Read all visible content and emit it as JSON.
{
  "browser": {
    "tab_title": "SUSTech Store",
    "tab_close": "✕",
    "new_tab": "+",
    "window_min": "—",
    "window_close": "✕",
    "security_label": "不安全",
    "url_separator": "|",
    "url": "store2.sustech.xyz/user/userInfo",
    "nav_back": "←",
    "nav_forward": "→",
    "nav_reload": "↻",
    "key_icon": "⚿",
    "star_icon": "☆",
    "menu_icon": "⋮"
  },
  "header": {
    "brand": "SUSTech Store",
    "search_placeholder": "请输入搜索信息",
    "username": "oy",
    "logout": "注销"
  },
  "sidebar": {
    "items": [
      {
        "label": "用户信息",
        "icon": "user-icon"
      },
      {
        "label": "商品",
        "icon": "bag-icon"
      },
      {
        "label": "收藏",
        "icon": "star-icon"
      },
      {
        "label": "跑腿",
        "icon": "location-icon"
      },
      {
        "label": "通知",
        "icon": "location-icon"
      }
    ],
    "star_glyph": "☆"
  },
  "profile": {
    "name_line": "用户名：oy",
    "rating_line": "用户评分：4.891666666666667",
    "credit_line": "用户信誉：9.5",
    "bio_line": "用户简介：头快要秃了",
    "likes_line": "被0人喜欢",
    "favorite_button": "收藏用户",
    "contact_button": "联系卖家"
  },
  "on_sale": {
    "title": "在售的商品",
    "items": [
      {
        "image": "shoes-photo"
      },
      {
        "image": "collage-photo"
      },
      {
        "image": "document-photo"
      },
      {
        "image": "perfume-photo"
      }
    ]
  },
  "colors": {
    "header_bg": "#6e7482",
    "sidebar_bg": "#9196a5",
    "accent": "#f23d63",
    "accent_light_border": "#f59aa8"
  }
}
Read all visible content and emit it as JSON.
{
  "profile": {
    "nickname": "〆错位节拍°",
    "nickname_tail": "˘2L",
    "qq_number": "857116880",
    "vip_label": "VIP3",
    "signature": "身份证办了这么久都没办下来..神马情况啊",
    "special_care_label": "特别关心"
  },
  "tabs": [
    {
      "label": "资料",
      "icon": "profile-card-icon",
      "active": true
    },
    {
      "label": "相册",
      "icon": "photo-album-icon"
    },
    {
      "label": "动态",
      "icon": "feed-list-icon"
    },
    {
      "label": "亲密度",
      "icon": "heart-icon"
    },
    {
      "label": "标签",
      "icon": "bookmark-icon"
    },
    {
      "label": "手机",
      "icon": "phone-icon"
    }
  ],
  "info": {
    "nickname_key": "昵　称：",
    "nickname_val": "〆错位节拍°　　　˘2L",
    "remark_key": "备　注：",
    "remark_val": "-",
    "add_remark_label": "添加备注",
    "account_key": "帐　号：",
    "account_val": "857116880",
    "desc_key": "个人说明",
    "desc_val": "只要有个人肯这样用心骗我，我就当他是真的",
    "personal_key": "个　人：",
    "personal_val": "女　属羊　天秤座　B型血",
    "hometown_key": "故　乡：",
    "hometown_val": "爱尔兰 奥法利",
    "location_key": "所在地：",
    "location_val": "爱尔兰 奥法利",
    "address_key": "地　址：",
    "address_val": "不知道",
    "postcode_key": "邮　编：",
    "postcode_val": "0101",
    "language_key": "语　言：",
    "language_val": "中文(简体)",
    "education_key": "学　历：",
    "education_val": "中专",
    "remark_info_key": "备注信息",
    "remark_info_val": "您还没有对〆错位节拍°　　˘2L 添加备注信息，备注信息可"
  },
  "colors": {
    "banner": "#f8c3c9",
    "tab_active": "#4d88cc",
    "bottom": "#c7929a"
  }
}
|---|
Every record above must be duplicated exactly.

Read all visible content and emit it as JSON.
{
  "browser": {
    "tab_title": "SUSTech Store",
    "tab_close": "✕",
    "new_tab": "+",
    "window_min": "—",
    "window_close": "✕",
    "security_label": "不安全",
    "url_separator": "|",
    "url": "store2.sustech.xyz/user/userInfo",
    "nav_back": "←",
    "nav_forward": "→",
    "nav_reload": "↻",
    "key_icon": "⚿",
    "star_icon": "☆",
    "menu_icon": "⋮"
  },
  "header": {
    "brand": "SUSTech Store",
    "search_placeholder": "请输入搜索信息",
    "username": "oy",
    "logout": "注销"
  },
  "sidebar": {
    "items": [
      {
        "label": "用户信息",
        "icon": "user-icon"
      },
      {
        "label": "商品",
        "icon": "bag-icon"
      },
      {
        "label": "收藏",
        "icon": "star-icon"
      },
      {
        "label": "跑腿",
        "icon": "location-icon"
      },
      {
        "label": "通知",
        "icon": "location-icon"
      }
    ],
    "star_glyph": "☆"
  },
  "profile": {
    "name_line": "用户名：oy",
    "rating_line": "用户评分：4.891666666666667",
    "credit_line": "用户信誉：9.5",
    "bio_line": "用户简介：头快要秃了",
    "likes_line": "被0人喜欢",
    "favorite_button": "收藏用户",
    "contact_button": "联系卖家"
  },
  "on_sale": {
    "title": "在售的商品",
    "items": [
      {
        "image": "shoes-photo"
      },
      {
        "image": "collage-photo"
      },
      {
        "image": "document-photo"
      },
      {
        "image": "perfume-photo"
      }
    ]
  },
  "colors": {
    "header_bg": "#6e7482",
    "sidebar_bg": "#9196a5",
    "accent": "#f23d63",
    "accent_light_border": "#f59aa8"
  }
}
Read all visible content and emit it as JSON.
{
  "profile": {
    "nickname": "〆错位节拍°",
    "nickname_tail": "˘2L",
    "qq_number": "857116880",
    "vip_label": "VIP3",
    "signature": "身份证办了这么久都没办下来..神马情况啊",
    "special_care_label": "特别关心"
  },
  "tabs": [
    {
      "label": "资料",
      "icon": "profile-card-icon",
      "active": true
    },
    {
      "label": "相册",
      "icon": "photo-album-icon"
    },
    {
      "label": "动态",
      "icon": "feed-list-icon"
    },
    {
      "label": "亲密度",
      "icon": "heart-icon"
    },
    {
      "label": "标签",
      "icon": "bookmark-icon"
    },
    {
      "label": "手机",
      "icon": "phone-icon"
    }
  ],
  "info": {
    "nickname_key": "昵　称：",
    "nickname_val": "〆错位节拍°　　　˘2L",
    "remark_key": "备　注：",
    "remark_val": "-",
    "add_remark_label": "添加备注",
    "account_key": "帐　号：",
    "account_val": "857116880",
    "desc_key": "个人说明",
    "desc_val": "只要有个人肯这样用心骗我，我就当他是真的",
    "personal_key": "个　人：",
    "personal_val": "女　属羊　天秤座　B型血",
    "hometown_key": "故　乡：",
    "hometown_val": "爱尔兰 奥法利",
    "location_key": "所在地：",
    "location_val": "爱尔兰 奥法利",
    "address_key": "地　址：",
    "address_val": "不知道",
    "postcode_key": "邮　编：",
    "postcode_val": "0101",
    "language_key": "语　言：",
    "language_val": "中文(简体)",
    "education_key": "学　历：",
    "education_val": "中专",
    "remark_info_key": "备注信息",
    "remark_info_val": "您还没有对〆错位节拍°　　˘2L 添加备注信息，备注信息可"
  },
  "colors": {
    "banner": "#f8c3c9",
    "tab_active": "#4d88cc",
    "bottom": "#c7929a"
  }
}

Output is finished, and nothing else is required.